Set exercise: Copy out the listing that follows, exactly, without its pictures.

Entries:

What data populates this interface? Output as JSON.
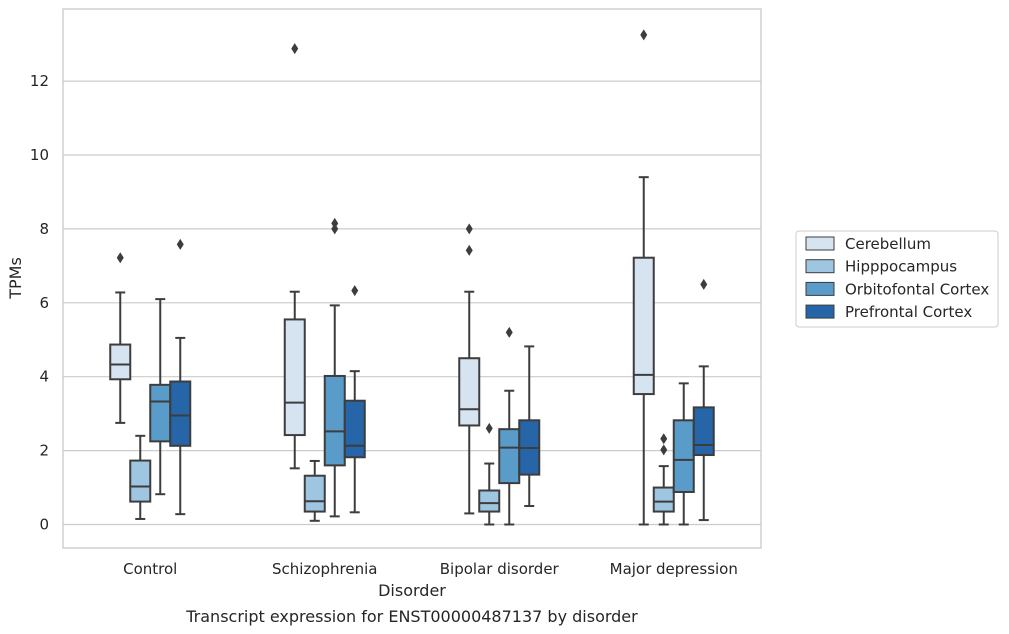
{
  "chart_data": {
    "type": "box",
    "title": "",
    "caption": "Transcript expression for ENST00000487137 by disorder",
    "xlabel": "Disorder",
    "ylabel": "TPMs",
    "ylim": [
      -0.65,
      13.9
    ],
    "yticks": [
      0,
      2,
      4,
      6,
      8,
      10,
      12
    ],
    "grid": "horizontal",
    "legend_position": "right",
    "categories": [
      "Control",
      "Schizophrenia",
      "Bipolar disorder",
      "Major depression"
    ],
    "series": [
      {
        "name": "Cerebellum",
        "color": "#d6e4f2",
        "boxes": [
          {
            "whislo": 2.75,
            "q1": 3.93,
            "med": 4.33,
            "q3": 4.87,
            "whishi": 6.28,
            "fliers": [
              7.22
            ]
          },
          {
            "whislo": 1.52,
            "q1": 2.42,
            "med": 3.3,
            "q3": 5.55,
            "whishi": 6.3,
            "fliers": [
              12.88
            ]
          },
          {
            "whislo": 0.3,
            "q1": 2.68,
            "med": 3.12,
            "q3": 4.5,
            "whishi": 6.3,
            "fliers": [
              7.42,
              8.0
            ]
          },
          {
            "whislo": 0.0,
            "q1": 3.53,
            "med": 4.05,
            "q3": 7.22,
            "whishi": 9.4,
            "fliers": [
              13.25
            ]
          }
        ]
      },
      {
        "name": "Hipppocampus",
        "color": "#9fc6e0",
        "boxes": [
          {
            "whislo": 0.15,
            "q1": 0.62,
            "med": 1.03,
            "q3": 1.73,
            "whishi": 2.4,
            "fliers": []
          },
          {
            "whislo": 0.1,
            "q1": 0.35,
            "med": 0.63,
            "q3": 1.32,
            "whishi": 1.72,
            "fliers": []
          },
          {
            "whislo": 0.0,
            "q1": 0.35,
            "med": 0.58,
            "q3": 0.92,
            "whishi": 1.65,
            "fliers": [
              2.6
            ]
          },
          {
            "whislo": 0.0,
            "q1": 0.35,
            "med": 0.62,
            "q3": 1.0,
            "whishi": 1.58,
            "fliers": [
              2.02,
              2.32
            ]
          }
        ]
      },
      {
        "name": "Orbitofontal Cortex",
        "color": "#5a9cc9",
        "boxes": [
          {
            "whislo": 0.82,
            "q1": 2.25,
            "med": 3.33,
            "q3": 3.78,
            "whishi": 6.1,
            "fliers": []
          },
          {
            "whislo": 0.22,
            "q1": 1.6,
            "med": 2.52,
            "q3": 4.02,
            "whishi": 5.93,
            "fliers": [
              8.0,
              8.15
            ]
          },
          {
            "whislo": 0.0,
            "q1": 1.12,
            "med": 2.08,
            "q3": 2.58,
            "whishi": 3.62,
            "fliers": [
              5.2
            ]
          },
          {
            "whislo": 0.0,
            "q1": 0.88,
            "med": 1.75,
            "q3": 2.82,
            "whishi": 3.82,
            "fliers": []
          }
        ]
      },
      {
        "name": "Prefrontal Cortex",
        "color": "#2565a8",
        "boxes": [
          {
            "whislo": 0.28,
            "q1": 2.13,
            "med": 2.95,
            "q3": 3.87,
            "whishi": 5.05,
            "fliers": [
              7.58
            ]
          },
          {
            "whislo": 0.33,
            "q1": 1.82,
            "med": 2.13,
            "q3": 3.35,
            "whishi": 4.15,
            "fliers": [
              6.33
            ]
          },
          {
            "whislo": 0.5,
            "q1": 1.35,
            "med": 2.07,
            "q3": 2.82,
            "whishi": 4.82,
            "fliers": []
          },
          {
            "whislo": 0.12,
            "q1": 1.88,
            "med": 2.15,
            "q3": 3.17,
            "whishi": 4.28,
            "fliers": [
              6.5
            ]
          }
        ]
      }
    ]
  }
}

The reply:
What data populates this interface? Output as JSON.
{
  "chart_data": {
    "type": "box",
    "title": "",
    "caption": "Transcript expression for ENST00000487137 by disorder",
    "xlabel": "Disorder",
    "ylabel": "TPMs",
    "ylim": [
      -0.65,
      13.9
    ],
    "yticks": [
      0,
      2,
      4,
      6,
      8,
      10,
      12
    ],
    "grid": "horizontal",
    "legend_position": "right",
    "categories": [
      "Control",
      "Schizophrenia",
      "Bipolar disorder",
      "Major depression"
    ],
    "series": [
      {
        "name": "Cerebellum",
        "color": "#d6e4f2",
        "boxes": [
          {
            "whislo": 2.75,
            "q1": 3.93,
            "med": 4.33,
            "q3": 4.87,
            "whishi": 6.28,
            "fliers": [
              7.22
            ]
          },
          {
            "whislo": 1.52,
            "q1": 2.42,
            "med": 3.3,
            "q3": 5.55,
            "whishi": 6.3,
            "fliers": [
              12.88
            ]
          },
          {
            "whislo": 0.3,
            "q1": 2.68,
            "med": 3.12,
            "q3": 4.5,
            "whishi": 6.3,
            "fliers": [
              7.42,
              8.0
            ]
          },
          {
            "whislo": 0.0,
            "q1": 3.53,
            "med": 4.05,
            "q3": 7.22,
            "whishi": 9.4,
            "fliers": [
              13.25
            ]
          }
        ]
      },
      {
        "name": "Hipppocampus",
        "color": "#9fc6e0",
        "boxes": [
          {
            "whislo": 0.15,
            "q1": 0.62,
            "med": 1.03,
            "q3": 1.73,
            "whishi": 2.4,
            "fliers": []
          },
          {
            "whislo": 0.1,
            "q1": 0.35,
            "med": 0.63,
            "q3": 1.32,
            "whishi": 1.72,
            "fliers": []
          },
          {
            "whislo": 0.0,
            "q1": 0.35,
            "med": 0.58,
            "q3": 0.92,
            "whishi": 1.65,
            "fliers": [
              2.6
            ]
          },
          {
            "whislo": 0.0,
            "q1": 0.35,
            "med": 0.62,
            "q3": 1.0,
            "whishi": 1.58,
            "fliers": [
              2.02,
              2.32
            ]
          }
        ]
      },
      {
        "name": "Orbitofontal Cortex",
        "color": "#5a9cc9",
        "boxes": [
          {
            "whislo": 0.82,
            "q1": 2.25,
            "med": 3.33,
            "q3": 3.78,
            "whishi": 6.1,
            "fliers": []
          },
          {
            "whislo": 0.22,
            "q1": 1.6,
            "med": 2.52,
            "q3": 4.02,
            "whishi": 5.93,
            "fliers": [
              8.0,
              8.15
            ]
          },
          {
            "whislo": 0.0,
            "q1": 1.12,
            "med": 2.08,
            "q3": 2.58,
            "whishi": 3.62,
            "fliers": [
              5.2
            ]
          },
          {
            "whislo": 0.0,
            "q1": 0.88,
            "med": 1.75,
            "q3": 2.82,
            "whishi": 3.82,
            "fliers": []
          }
        ]
      },
      {
        "name": "Prefrontal Cortex",
        "color": "#2565a8",
        "boxes": [
          {
            "whislo": 0.28,
            "q1": 2.13,
            "med": 2.95,
            "q3": 3.87,
            "whishi": 5.05,
            "fliers": [
              7.58
            ]
          },
          {
            "whislo": 0.33,
            "q1": 1.82,
            "med": 2.13,
            "q3": 3.35,
            "whishi": 4.15,
            "fliers": [
              6.33
            ]
          },
          {
            "whislo": 0.5,
            "q1": 1.35,
            "med": 2.07,
            "q3": 2.82,
            "whishi": 4.82,
            "fliers": []
          },
          {
            "whislo": 0.12,
            "q1": 1.88,
            "med": 2.15,
            "q3": 3.17,
            "whishi": 4.28,
            "fliers": [
              6.5
            ]
          }
        ]
      }
    ]
  }
}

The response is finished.